## Requirements
- A) Can you rewrite the causality notes from "Notes on decision" to "the age of AI.", putting "actors" wherever "agents" appears?
- B) Do these statements agree with the causality notes? Answer yes or no for each, quoting the deciding words. (i) The notes focus especially on AI safety. (ii) The notes claim the topic is already fully understood. (iii) Influence diagrams are treated as extensions of Bayesian networks.
- C) Could you go on with the causality notes from the point where they stop?
*** Extract to read ***
Causality, agency, decisions, learning

Causal inference involving agents, decisions, and learning

2018-10-23 — 2026-05-05

In Which Influence Diagrams Are Employed as Extensions of Bayesian Networks to Represent Decision Problems, With Multi-Agent Systems and Causal Attribution Also Considered.

adaptive
agents
causality
cooperation
extended self
game theory
graphical models
incentive mechanisms
learning
mind
networks
utility
Figure 1

Notes on decision theory and causality in which agents make decisions, especially in the context of AI safety.

For bonus points, we might consider multiple agents.

This is something I’m actively trying to understand better.

There is some mysterious causality juju in foundation models and other neural nets. This suggests to me that we should think hard about it as we move into the age of AI.
*** Source data ***
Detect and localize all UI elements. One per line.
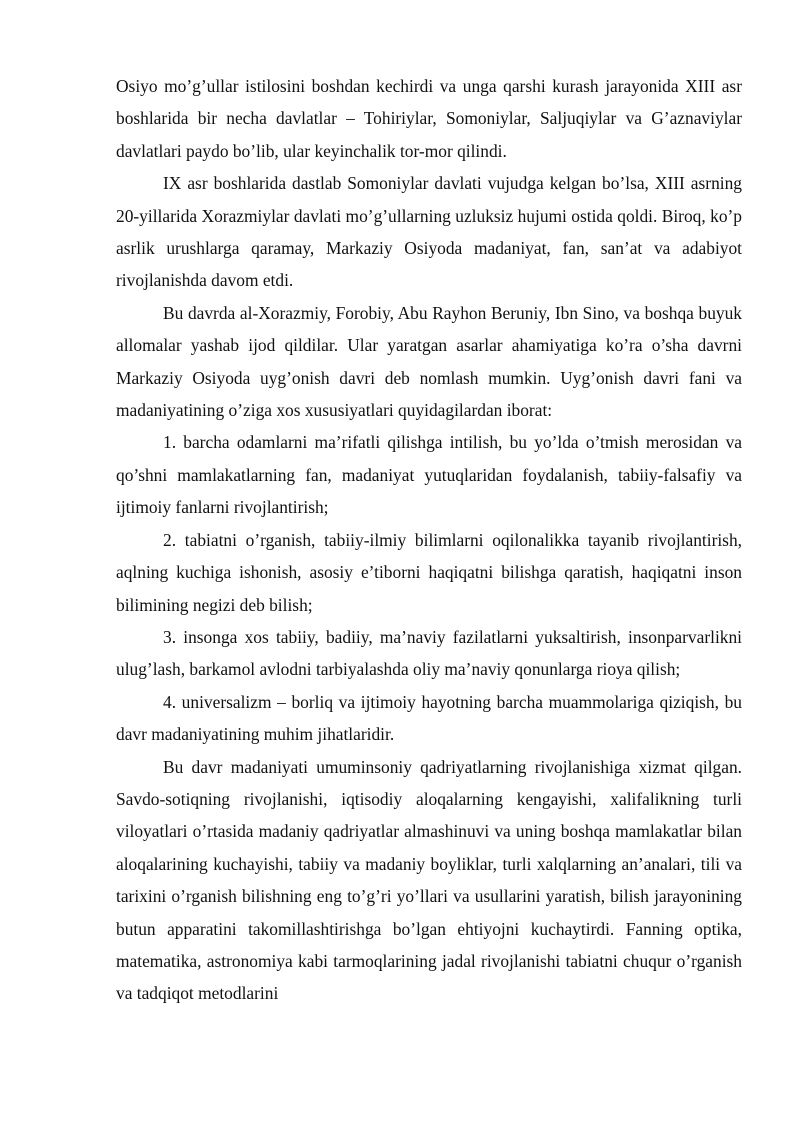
***
## The answers
- A)
Notes on decision theory and causality in which actors make decisions, especially in the context of AI safety.

For bonus points, we might consider multiple actors.

This is something I’m actively trying to understand better.

There is some mysterious causality juju in foundation models and other neural nets. This suggests to me that we should think hard about it as we move into the age of AI.

- B)
(i) Yes: "especially in the context of AI safety."
(ii) No: "This is something I’m actively trying to understand better."
(iii) Yes: "Influence Diagrams Are Employed as Extensions of Bayesian Networks to Represent Decision Problems"

- C)
As far as I can tell, reasoning about intelligent systems with causality requires some extensions to vanilla causality, because intelligent systems can reason about the outcomes they wish to achieve, which makes things complicated and occasionally weird.

TBC.

1 Causality with feedback

A thermostat is a basic example of causality under feedback; see causality under feedback.

2 Influence diagrams

A recent, useful introduction is Everitt et al. (2021), so let’s follow it.

set of random variables \(\boldsymbol{V}\) with joint distribution \(\operatorname{Pr}(\boldsymbol{V})\) is a directed acyclic graph (DAG) \(\mathcal{G}=(\boldsymbol{V}, \mathcal{E})\) with vertices \(\boldsymbol{V}\) and edges \(\mathcal{E}\) such that the joint distribution can be factorised as \(\operatorname{Pr}(\boldsymbol{V})=\prod_{V \in \boldsymbol{v}} \operatorname{Pr}\left(V \mid \boldsymbol{Pa}_V\right)\), where \(\boldsymbol{Pa}_{\boldsymbol{V}}\) are the parents of \(V\) in \(G\).

This much should be familiar from causal DAGs.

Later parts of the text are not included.